* Work instructions:
Count how many lines of the data below contain the string "produced"; the reply should be that number alone.

* Data supplied:
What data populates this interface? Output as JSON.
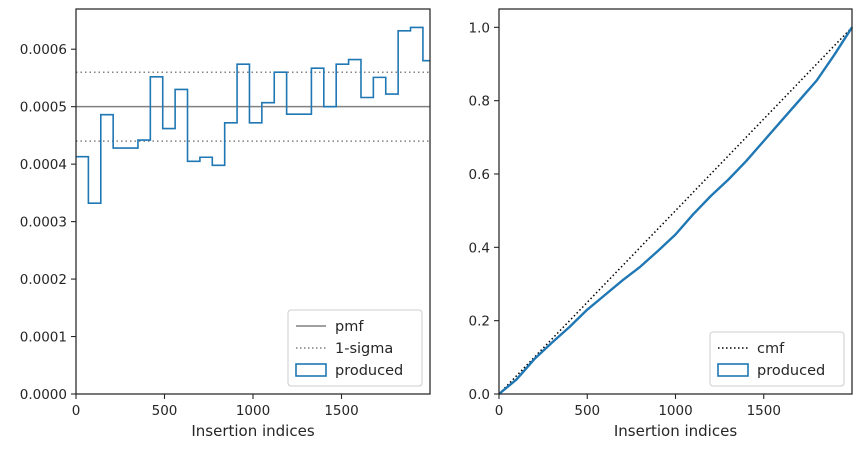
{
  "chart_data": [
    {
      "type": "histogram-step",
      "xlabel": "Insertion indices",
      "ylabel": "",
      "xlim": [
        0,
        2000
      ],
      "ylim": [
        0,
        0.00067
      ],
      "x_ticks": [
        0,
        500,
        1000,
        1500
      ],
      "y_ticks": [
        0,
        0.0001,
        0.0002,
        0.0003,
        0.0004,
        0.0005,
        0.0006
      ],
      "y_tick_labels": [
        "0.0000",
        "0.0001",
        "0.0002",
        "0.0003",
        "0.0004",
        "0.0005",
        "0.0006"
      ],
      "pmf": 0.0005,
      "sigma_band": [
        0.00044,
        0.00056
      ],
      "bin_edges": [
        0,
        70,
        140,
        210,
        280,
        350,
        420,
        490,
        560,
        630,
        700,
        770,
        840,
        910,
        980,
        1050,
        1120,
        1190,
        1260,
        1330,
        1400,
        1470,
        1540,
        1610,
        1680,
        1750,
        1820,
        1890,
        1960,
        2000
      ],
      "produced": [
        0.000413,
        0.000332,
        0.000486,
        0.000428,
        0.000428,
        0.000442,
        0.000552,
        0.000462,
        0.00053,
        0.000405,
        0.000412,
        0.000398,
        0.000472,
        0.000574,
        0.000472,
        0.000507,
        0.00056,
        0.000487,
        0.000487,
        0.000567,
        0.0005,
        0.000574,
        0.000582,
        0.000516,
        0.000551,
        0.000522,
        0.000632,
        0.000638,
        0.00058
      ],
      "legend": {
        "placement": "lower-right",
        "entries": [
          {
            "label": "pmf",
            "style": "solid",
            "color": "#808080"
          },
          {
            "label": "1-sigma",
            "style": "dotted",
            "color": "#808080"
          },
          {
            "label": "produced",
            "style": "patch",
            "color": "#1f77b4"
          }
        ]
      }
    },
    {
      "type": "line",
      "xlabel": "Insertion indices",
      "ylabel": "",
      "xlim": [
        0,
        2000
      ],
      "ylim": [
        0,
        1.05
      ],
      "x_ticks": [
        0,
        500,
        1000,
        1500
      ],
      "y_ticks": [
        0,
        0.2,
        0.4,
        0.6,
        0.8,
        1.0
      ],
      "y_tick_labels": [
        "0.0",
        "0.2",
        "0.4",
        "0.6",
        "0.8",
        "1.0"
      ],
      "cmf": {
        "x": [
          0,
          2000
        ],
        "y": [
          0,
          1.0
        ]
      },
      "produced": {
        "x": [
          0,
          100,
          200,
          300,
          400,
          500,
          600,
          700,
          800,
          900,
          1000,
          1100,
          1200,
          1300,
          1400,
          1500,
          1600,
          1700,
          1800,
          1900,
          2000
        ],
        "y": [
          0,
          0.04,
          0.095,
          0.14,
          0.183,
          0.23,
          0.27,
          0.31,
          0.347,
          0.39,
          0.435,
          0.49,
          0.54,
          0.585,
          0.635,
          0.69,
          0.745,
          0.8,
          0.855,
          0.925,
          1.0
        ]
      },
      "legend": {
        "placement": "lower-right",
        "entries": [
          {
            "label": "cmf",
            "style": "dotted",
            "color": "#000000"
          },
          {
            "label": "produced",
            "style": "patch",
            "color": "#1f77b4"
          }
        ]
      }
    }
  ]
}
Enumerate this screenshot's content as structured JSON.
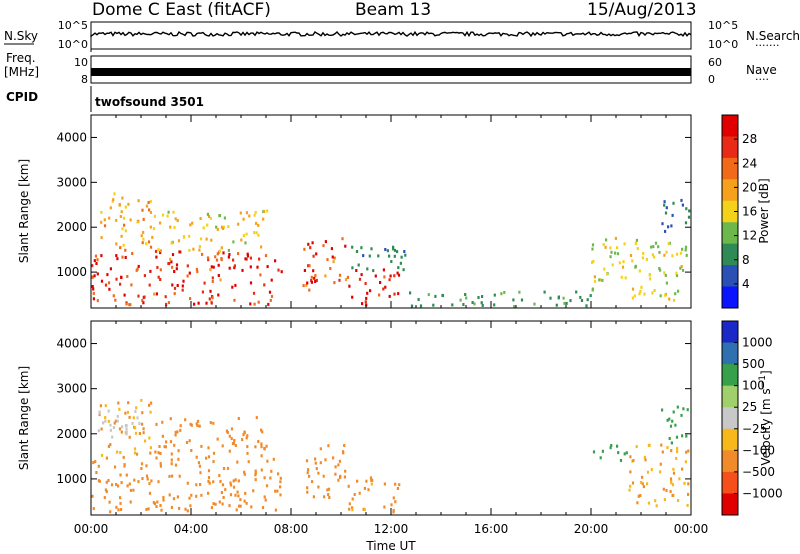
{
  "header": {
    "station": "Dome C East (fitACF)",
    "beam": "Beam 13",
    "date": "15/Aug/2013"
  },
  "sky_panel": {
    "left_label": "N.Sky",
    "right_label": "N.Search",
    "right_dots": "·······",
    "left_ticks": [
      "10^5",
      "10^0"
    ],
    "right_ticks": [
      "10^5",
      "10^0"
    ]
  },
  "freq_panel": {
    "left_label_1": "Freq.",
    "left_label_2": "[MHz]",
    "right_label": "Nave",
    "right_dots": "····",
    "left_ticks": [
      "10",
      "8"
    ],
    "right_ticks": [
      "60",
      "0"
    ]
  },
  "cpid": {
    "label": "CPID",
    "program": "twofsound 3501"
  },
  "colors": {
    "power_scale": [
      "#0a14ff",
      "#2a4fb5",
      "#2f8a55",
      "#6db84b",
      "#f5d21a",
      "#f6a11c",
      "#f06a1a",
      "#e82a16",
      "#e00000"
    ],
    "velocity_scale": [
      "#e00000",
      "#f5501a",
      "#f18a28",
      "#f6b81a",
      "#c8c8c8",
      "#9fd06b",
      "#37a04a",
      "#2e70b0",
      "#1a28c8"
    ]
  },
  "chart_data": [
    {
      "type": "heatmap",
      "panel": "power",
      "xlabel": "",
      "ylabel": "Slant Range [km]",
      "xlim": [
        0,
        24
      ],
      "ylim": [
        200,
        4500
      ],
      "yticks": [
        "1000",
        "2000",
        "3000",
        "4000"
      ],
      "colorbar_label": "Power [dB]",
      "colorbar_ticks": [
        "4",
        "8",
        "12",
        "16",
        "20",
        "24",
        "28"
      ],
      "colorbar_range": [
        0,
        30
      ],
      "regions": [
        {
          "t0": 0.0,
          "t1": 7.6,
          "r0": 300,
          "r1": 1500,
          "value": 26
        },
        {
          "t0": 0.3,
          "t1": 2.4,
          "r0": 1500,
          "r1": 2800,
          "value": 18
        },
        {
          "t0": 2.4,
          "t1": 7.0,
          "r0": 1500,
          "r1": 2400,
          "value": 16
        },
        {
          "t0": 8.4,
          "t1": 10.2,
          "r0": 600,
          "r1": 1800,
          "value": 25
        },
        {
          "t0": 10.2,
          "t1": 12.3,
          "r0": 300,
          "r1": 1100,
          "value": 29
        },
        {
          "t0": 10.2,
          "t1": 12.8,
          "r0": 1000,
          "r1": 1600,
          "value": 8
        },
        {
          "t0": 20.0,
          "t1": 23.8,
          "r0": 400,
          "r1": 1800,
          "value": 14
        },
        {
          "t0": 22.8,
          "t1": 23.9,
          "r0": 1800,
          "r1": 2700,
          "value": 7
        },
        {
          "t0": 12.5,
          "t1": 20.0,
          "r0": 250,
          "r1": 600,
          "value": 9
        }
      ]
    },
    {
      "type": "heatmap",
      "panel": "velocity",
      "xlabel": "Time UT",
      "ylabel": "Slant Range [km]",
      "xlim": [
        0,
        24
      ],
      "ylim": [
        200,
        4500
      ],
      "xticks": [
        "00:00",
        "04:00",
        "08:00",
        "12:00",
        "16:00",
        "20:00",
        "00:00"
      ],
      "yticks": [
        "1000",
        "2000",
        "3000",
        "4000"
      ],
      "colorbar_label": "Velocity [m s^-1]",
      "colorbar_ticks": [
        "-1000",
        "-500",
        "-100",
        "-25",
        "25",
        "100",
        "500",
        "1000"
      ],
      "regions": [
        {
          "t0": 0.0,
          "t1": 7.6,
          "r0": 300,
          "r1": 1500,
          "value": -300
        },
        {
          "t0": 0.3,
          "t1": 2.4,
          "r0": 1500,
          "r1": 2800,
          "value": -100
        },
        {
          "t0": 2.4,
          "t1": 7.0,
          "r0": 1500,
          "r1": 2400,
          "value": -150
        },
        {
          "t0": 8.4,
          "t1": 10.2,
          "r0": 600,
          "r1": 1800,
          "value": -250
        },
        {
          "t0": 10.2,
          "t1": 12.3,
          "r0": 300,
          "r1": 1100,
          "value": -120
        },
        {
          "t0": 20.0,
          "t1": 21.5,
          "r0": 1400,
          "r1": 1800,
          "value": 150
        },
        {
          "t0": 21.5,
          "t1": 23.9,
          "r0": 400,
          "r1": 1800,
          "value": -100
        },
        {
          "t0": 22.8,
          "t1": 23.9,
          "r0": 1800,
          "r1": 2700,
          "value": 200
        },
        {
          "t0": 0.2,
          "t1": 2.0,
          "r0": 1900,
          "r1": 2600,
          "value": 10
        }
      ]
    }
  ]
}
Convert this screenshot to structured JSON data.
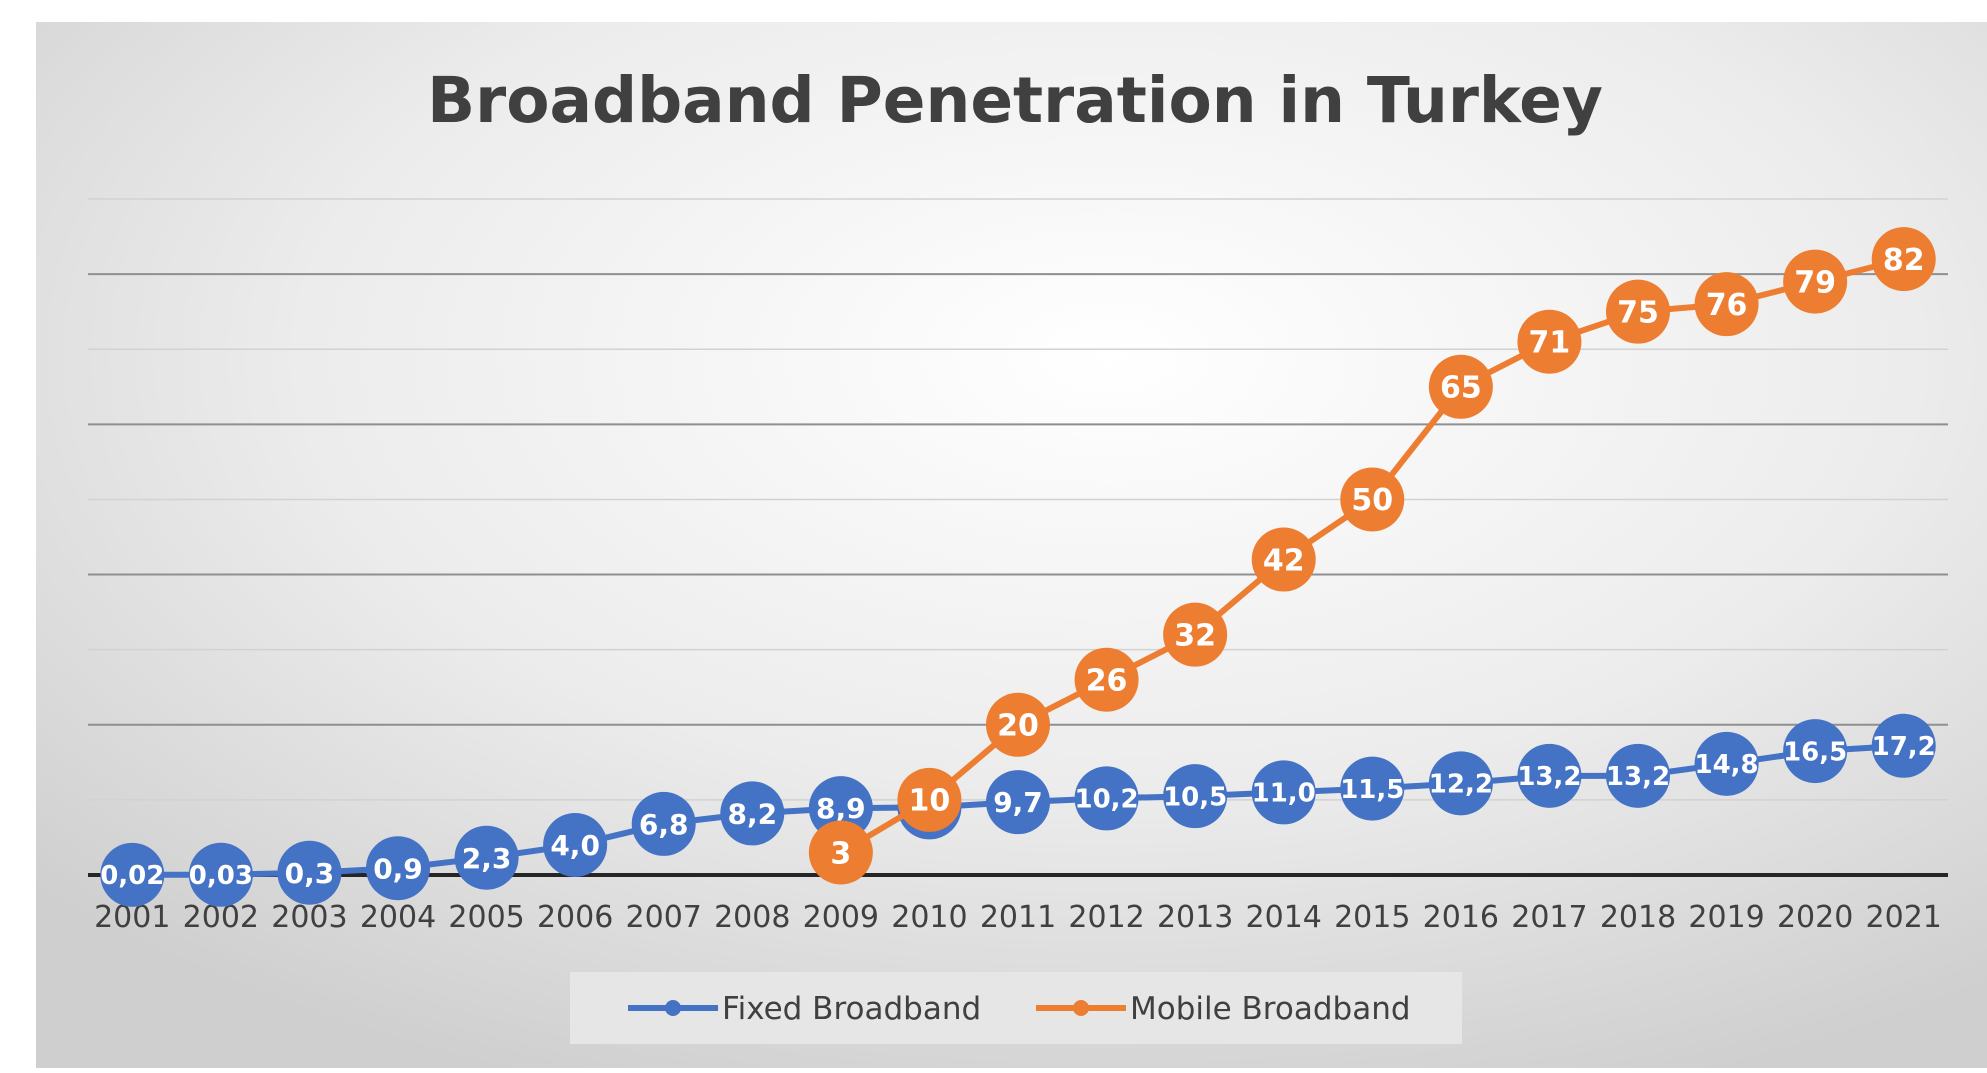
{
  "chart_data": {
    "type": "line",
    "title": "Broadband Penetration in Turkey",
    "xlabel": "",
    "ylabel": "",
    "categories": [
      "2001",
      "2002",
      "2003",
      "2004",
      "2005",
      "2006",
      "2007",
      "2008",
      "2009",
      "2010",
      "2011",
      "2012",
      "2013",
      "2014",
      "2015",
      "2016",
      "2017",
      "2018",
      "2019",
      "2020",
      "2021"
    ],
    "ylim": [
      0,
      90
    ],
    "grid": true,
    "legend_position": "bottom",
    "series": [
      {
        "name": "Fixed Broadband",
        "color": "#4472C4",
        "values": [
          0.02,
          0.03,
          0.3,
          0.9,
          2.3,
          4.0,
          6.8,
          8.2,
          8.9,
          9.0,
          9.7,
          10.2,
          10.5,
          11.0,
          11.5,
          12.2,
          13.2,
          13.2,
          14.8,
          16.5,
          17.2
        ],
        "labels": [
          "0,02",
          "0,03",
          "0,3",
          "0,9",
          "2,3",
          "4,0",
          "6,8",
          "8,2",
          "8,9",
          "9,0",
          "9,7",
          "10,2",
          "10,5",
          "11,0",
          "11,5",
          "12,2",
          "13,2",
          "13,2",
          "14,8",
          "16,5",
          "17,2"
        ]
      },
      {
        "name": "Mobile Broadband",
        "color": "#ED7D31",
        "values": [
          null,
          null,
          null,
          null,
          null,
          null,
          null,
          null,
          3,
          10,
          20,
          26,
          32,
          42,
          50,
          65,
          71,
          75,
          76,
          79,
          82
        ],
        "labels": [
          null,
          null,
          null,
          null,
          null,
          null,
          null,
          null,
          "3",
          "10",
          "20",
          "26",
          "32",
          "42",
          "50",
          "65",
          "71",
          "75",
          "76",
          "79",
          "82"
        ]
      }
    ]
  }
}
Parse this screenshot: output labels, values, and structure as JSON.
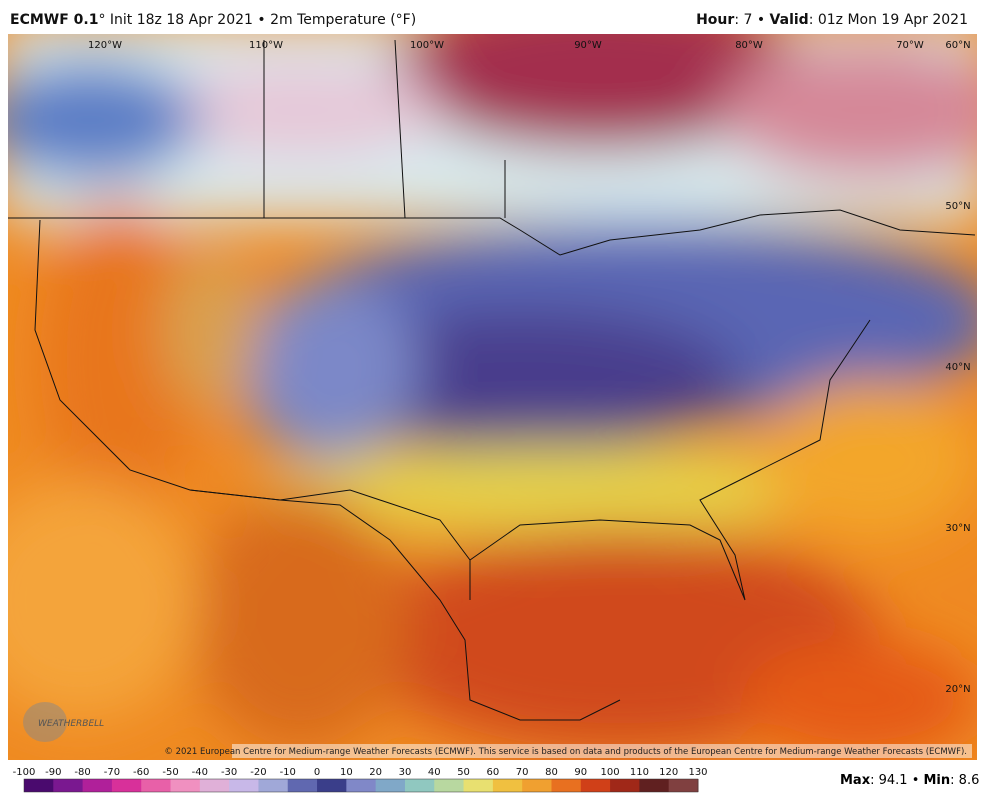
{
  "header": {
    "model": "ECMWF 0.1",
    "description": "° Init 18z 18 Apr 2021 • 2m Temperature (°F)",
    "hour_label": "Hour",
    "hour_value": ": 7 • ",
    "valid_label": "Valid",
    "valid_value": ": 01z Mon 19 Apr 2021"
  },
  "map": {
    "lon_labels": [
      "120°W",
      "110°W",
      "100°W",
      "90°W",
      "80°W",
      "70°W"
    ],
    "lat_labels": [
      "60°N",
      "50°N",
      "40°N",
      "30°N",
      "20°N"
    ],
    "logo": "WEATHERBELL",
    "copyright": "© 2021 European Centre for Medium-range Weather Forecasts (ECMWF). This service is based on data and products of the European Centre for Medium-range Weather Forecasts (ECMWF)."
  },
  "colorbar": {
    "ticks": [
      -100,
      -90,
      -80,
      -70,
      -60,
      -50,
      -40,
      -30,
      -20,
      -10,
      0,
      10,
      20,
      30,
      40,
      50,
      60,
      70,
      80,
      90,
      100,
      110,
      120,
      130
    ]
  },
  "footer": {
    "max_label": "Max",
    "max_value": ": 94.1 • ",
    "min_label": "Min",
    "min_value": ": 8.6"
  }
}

* Response below:
4